Aim of the exercise. Wherever the word "name" appears in the entries, copy the whole line.
··· Data excerpts ···
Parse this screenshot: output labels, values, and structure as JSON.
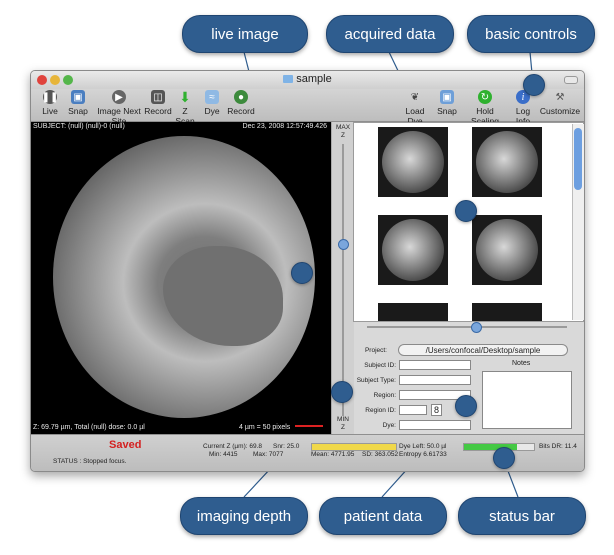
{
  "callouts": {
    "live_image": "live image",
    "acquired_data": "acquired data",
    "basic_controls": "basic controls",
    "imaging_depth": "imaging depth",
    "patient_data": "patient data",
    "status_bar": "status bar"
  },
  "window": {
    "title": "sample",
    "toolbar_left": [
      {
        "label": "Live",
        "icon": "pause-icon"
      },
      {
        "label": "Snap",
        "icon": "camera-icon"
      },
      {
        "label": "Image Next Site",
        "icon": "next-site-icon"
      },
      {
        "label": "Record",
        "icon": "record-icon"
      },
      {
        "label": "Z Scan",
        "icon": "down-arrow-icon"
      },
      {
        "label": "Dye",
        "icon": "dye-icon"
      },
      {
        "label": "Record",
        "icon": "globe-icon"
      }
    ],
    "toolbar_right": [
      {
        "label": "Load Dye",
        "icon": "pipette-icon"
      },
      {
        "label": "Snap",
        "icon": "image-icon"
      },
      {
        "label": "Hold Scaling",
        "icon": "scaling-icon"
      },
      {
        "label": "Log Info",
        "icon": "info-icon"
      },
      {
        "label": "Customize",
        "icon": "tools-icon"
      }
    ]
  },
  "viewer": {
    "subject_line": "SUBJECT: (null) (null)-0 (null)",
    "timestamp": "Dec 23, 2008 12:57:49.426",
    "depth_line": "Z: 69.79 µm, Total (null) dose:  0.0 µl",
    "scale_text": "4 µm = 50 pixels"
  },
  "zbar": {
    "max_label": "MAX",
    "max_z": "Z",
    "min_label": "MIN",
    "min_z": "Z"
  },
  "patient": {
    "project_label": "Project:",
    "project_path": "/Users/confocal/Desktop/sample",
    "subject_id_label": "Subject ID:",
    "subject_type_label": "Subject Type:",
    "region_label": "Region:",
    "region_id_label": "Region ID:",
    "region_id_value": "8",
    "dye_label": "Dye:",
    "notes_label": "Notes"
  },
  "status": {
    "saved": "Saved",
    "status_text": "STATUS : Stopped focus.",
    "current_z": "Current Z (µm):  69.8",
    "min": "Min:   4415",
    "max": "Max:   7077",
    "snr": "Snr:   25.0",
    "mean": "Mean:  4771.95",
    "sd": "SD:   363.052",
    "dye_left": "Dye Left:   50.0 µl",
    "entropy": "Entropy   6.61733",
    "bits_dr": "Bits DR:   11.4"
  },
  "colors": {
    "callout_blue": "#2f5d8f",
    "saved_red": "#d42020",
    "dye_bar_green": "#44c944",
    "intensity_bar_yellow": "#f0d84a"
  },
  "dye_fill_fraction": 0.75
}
···
··· Data excerpts ···
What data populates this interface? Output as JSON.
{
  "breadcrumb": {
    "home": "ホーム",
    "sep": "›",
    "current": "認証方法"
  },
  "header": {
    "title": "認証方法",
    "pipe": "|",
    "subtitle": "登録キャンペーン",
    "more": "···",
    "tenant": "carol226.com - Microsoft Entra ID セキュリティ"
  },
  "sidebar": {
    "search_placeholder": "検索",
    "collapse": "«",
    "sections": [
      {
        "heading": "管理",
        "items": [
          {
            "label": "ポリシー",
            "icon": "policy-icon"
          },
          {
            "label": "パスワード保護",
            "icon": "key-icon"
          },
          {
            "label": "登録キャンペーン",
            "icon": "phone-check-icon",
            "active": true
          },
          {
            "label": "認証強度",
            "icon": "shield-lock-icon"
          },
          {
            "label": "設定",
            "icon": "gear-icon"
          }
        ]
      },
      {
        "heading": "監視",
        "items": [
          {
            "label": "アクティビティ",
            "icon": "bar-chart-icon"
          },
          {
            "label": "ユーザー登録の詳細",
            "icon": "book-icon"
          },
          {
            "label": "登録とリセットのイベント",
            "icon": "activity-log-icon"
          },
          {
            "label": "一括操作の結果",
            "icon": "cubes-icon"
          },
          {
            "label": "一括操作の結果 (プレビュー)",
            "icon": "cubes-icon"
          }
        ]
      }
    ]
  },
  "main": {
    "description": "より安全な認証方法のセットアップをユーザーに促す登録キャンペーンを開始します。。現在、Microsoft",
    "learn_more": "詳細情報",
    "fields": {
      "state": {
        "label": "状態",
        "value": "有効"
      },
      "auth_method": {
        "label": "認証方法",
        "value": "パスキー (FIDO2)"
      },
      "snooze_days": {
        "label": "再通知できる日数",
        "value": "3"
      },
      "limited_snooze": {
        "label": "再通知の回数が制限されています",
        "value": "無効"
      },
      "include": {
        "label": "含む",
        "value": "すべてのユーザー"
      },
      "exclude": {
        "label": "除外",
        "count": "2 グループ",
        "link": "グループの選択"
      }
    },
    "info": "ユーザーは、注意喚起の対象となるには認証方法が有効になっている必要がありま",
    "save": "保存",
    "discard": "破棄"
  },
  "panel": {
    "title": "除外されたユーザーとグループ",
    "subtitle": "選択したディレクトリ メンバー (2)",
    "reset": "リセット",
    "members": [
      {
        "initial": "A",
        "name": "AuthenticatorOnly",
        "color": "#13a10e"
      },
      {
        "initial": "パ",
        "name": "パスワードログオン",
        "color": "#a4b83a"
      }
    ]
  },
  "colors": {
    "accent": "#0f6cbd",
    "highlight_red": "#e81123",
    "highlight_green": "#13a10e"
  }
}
···
Completed task.
        "name": "AuthenticatorOnly",
        "name": "パスワードログオン",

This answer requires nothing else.